### Instructions for the task
All lines holding the string "screenshot" are to be shown.

### Task input
----

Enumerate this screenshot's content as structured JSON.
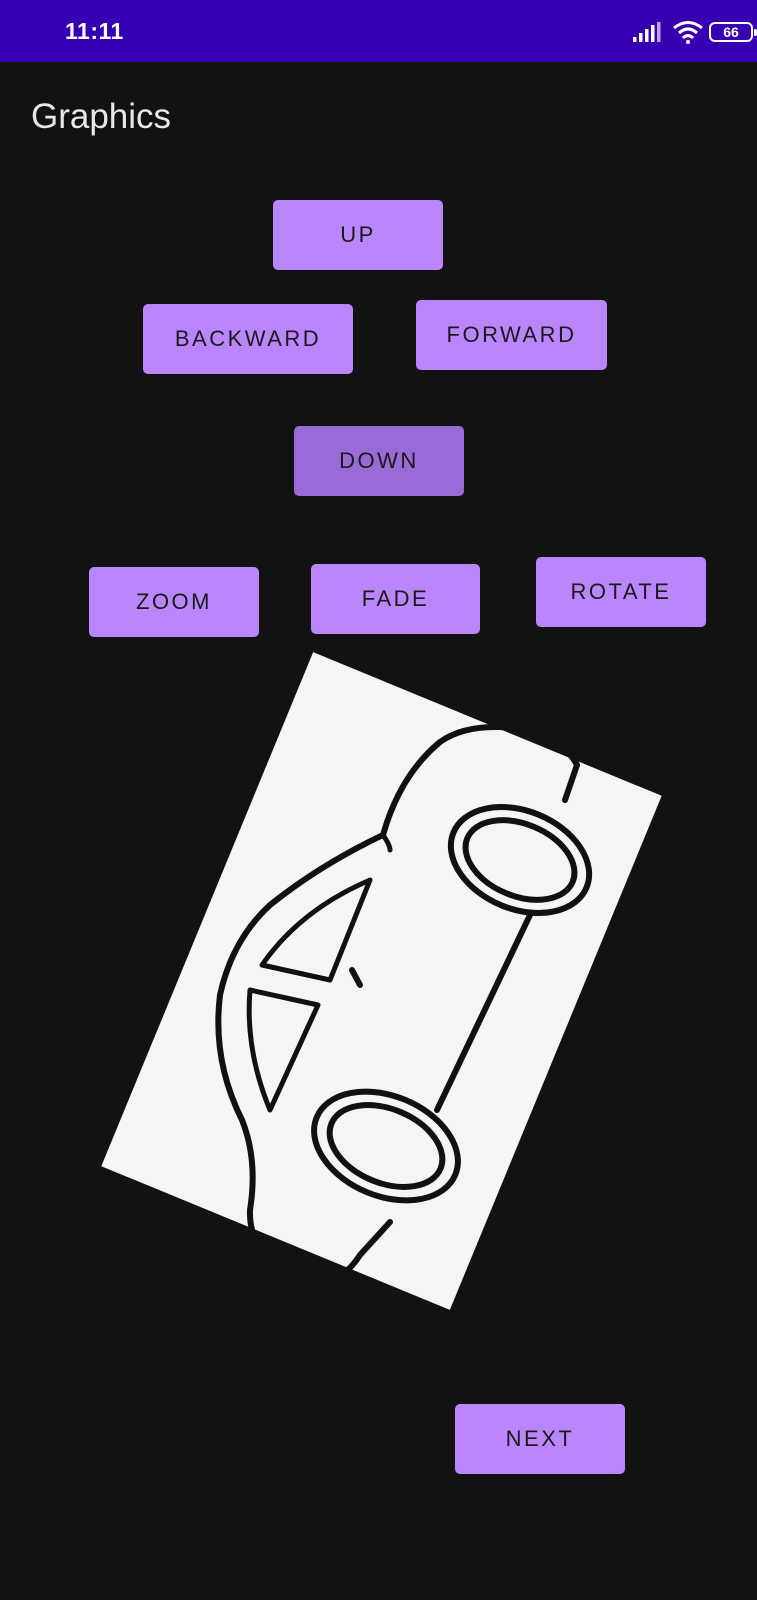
{
  "status_bar": {
    "time": "11:11",
    "battery_level": "66",
    "icons": [
      "signal-icon",
      "wifi-icon",
      "battery-icon"
    ]
  },
  "app_title": "Graphics",
  "buttons": {
    "up": "UP",
    "backward": "BACKWARD",
    "forward": "FORWARD",
    "down": "DOWN",
    "zoom": "ZOOM",
    "fade": "FADE",
    "rotate": "ROTATE",
    "next": "NEXT"
  },
  "image": {
    "subject": "car-outline-icon",
    "rotation_deg": 22.4
  },
  "colors": {
    "status_bar": "#3700B3",
    "background": "#121212",
    "button": "#BB86FC",
    "button_pressed": "#9A6BD6"
  }
}
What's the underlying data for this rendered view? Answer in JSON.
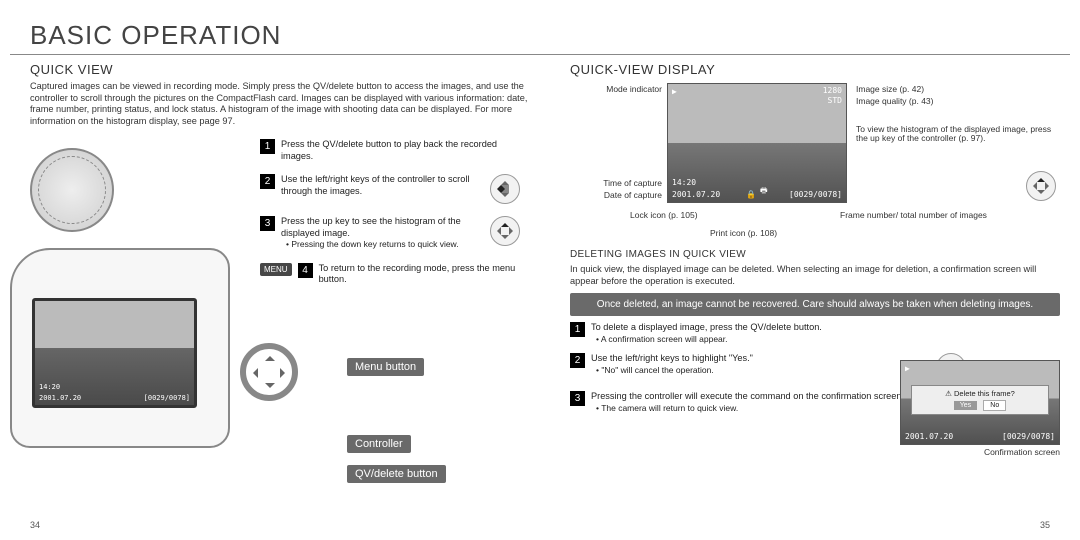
{
  "page": {
    "title": "BASIC OPERATION",
    "left_num": "34",
    "right_num": "35"
  },
  "quickview": {
    "heading": "QUICK VIEW",
    "intro": "Captured images can be viewed in recording mode. Simply press the QV/delete button to access the images, and use the controller to scroll through the pictures on the CompactFlash card. Images can be displayed with various information: date, frame number, printing status, and lock status. A histogram of the image with shooting data can be displayed. For more information on the histogram display, see page 97.",
    "steps": [
      {
        "n": "1",
        "t": "Press the QV/delete button to play back the recorded images."
      },
      {
        "n": "2",
        "t": "Use the left/right keys of the controller to scroll through the images."
      },
      {
        "n": "3",
        "t": "Press the up key to see the histogram of the displayed image.",
        "sub": "Pressing the down key returns to quick view."
      },
      {
        "n": "4",
        "t": "To return to the recording mode, press the menu button."
      }
    ],
    "menu_label": "MENU",
    "callouts": {
      "menu": "Menu button",
      "controller": "Controller",
      "qv": "QV/delete button"
    },
    "lcd": {
      "time": "14:20",
      "date": "2001.07.20",
      "frame": "[0029/0078]"
    }
  },
  "display": {
    "heading": "QUICK-VIEW DISPLAY",
    "labels": {
      "mode": "Mode indicator",
      "size": "Image size (p. 42)",
      "qual": "Image quality (p. 43)",
      "histo": "To view the histogram of the displayed image, press the up key of the controller (p. 97).",
      "time": "Time of capture",
      "date": "Date of capture",
      "lock": "Lock icon (p. 105)",
      "print": "Print icon (p. 108)",
      "frame": "Frame number/ total number of images"
    },
    "overlay": {
      "mode_icon": "▶",
      "size": "1280",
      "qual": "STD",
      "time": "14:20",
      "date": "2001.07.20",
      "frame": "[0029/0078]"
    }
  },
  "delete": {
    "heading": "DELETING IMAGES IN QUICK VIEW",
    "intro": "In quick view, the displayed image can be deleted. When selecting an image for deletion, a confirmation screen will appear before the operation is executed.",
    "warning": "Once deleted, an image cannot be recovered. Care should always be taken when deleting images.",
    "steps": [
      {
        "n": "1",
        "t": "To delete a displayed image, press the QV/delete button.",
        "sub": "A confirmation screen will appear."
      },
      {
        "n": "2",
        "t": "Use the left/right keys to highlight \"Yes.\"",
        "sub": "\"No\" will cancel the operation."
      },
      {
        "n": "3",
        "t": "Pressing the controller will execute the command on the confirmation screen.",
        "sub": "The camera will return to quick view."
      }
    ],
    "confirm": {
      "prompt": "⚠ Delete this frame?",
      "yes": "Yes",
      "no": "No",
      "caption": "Confirmation screen",
      "date": "2001.07.20",
      "frame": "[0029/0078]"
    }
  }
}
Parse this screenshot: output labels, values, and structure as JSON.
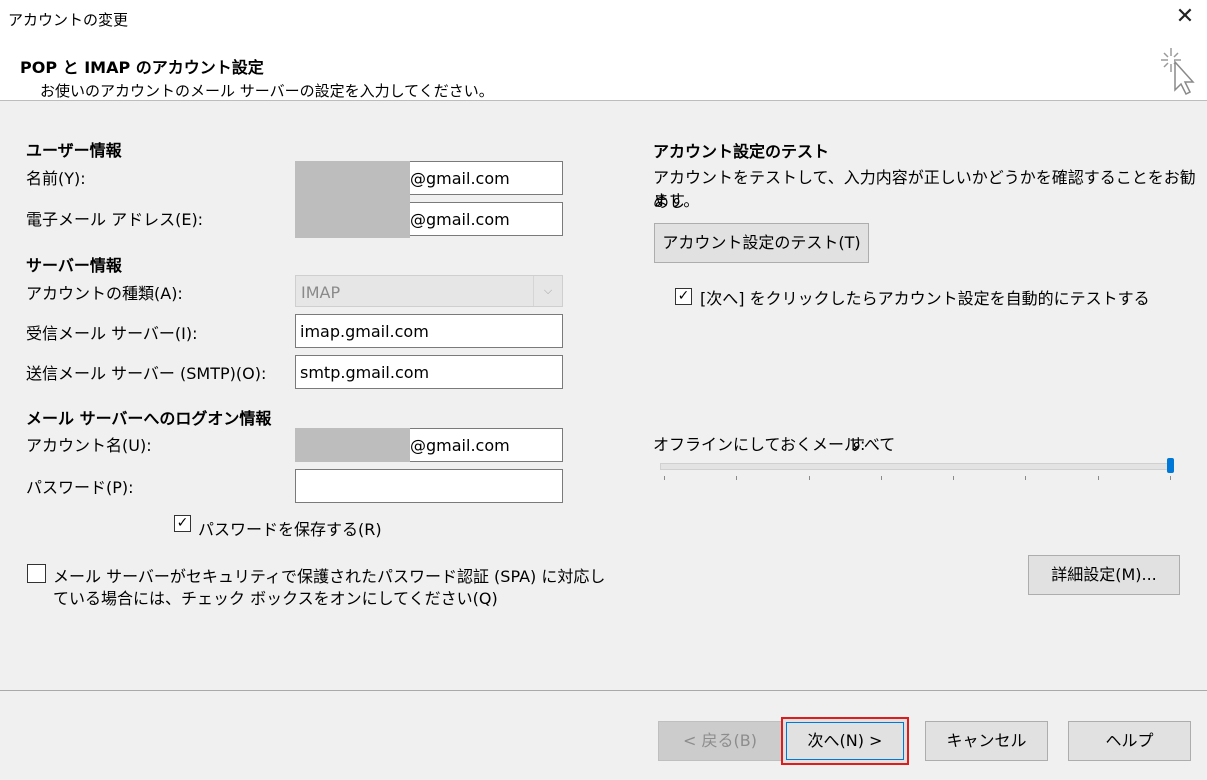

----

### Output for this exercise
Enumerate this screenshot's content as structured JSON.
Parse this screenshot: output labels, values, and structure as JSON.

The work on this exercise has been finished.